EXERCISE
Your task is to give the listing below back word for word, pictures excluded.
[Begin]
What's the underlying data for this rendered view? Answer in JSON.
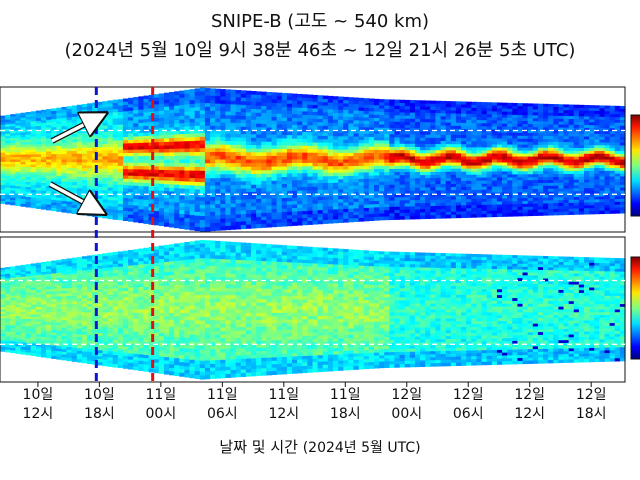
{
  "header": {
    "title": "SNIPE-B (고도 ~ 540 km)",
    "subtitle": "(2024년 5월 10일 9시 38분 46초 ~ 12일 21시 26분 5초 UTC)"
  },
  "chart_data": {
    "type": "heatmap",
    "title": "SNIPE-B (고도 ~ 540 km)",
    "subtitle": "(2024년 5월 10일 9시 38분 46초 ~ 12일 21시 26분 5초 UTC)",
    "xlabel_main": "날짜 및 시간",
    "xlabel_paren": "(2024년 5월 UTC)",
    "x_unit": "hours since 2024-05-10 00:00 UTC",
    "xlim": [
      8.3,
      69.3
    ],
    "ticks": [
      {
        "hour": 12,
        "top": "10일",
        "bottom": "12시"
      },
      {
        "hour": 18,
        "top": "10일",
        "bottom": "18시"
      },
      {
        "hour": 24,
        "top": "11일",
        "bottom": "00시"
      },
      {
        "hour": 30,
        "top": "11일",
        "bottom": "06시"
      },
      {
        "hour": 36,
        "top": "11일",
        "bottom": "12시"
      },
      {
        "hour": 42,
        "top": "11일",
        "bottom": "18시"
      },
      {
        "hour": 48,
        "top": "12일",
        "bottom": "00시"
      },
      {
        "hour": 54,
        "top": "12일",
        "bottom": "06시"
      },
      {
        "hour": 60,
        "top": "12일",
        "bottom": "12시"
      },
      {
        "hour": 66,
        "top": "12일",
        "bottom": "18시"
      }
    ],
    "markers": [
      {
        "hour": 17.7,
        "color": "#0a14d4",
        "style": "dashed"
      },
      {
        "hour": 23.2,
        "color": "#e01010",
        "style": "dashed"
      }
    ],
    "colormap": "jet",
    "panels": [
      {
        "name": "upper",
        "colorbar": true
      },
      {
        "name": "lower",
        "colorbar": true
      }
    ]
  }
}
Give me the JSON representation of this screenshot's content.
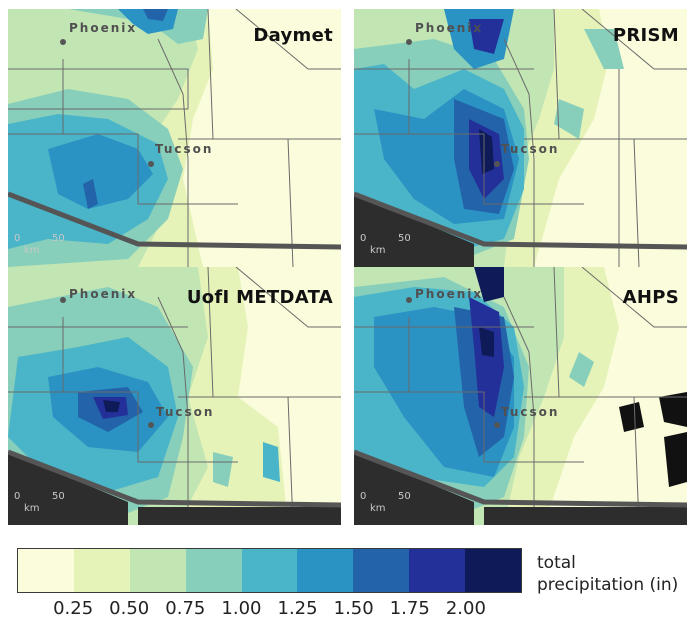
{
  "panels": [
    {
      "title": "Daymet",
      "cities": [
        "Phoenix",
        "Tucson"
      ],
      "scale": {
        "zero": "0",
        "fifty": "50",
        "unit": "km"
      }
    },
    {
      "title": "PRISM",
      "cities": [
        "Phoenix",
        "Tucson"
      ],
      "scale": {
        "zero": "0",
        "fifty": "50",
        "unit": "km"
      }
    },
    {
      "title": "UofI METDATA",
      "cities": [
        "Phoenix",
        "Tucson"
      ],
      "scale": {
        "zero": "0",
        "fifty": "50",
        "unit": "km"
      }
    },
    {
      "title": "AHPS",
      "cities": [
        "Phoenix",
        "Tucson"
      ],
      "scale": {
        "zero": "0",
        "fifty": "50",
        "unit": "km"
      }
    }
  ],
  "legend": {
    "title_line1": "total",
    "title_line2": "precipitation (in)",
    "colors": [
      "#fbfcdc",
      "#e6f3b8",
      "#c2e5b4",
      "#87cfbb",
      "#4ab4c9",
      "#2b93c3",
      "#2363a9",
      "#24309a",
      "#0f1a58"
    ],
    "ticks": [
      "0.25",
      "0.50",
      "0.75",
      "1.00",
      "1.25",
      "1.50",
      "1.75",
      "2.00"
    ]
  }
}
[End]
FULL OUTPUT
What's the underlying data for this rendered view? Answer in JSON.
{
  "header": {
    "title": "SNIPE-B (고도 ~ 540 km)",
    "subtitle": "(2024년 5월 10일 9시 38분 46초 ~ 12일 21시 26분 5초 UTC)"
  },
  "chart_data": {
    "type": "heatmap",
    "title": "SNIPE-B (고도 ~ 540 km)",
    "subtitle": "(2024년 5월 10일 9시 38분 46초 ~ 12일 21시 26분 5초 UTC)",
    "xlabel_main": "날짜 및 시간",
    "xlabel_paren": "(2024년 5월 UTC)",
    "x_unit": "hours since 2024-05-10 00:00 UTC",
    "xlim": [
      8.3,
      69.3
    ],
    "ticks": [
      {
        "hour": 12,
        "top": "10일",
        "bottom": "12시"
      },
      {
        "hour": 18,
        "top": "10일",
        "bottom": "18시"
      },
      {
        "hour": 24,
        "top": "11일",
        "bottom": "00시"
      },
      {
        "hour": 30,
        "top": "11일",
        "bottom": "06시"
      },
      {
        "hour": 36,
        "top": "11일",
        "bottom": "12시"
      },
      {
        "hour": 42,
        "top": "11일",
        "bottom": "18시"
      },
      {
        "hour": 48,
        "top": "12일",
        "bottom": "00시"
      },
      {
        "hour": 54,
        "top": "12일",
        "bottom": "06시"
      },
      {
        "hour": 60,
        "top": "12일",
        "bottom": "12시"
      },
      {
        "hour": 66,
        "top": "12일",
        "bottom": "18시"
      }
    ],
    "markers": [
      {
        "hour": 17.7,
        "color": "#0a14d4",
        "style": "dashed"
      },
      {
        "hour": 23.2,
        "color": "#e01010",
        "style": "dashed"
      }
    ],
    "colormap": "jet",
    "panels": [
      {
        "name": "upper",
        "colorbar": true
      },
      {
        "name": "lower",
        "colorbar": true
      }
    ]
  }
}
Give me the JSON representation of this screenshot's content.
{
  "panels": [
    {
      "title": "Daymet",
      "cities": [
        "Phoenix",
        "Tucson"
      ],
      "scale": {
        "zero": "0",
        "fifty": "50",
        "unit": "km"
      }
    },
    {
      "title": "PRISM",
      "cities": [
        "Phoenix",
        "Tucson"
      ],
      "scale": {
        "zero": "0",
        "fifty": "50",
        "unit": "km"
      }
    },
    {
      "title": "UofI METDATA",
      "cities": [
        "Phoenix",
        "Tucson"
      ],
      "scale": {
        "zero": "0",
        "fifty": "50",
        "unit": "km"
      }
    },
    {
      "title": "AHPS",
      "cities": [
        "Phoenix",
        "Tucson"
      ],
      "scale": {
        "zero": "0",
        "fifty": "50",
        "unit": "km"
      }
    }
  ],
  "legend": {
    "title_line1": "total",
    "title_line2": "precipitation (in)",
    "colors": [
      "#fbfcdc",
      "#e6f3b8",
      "#c2e5b4",
      "#87cfbb",
      "#4ab4c9",
      "#2b93c3",
      "#2363a9",
      "#24309a",
      "#0f1a58"
    ],
    "ticks": [
      "0.25",
      "0.50",
      "0.75",
      "1.00",
      "1.25",
      "1.50",
      "1.75",
      "2.00"
    ]
  }
}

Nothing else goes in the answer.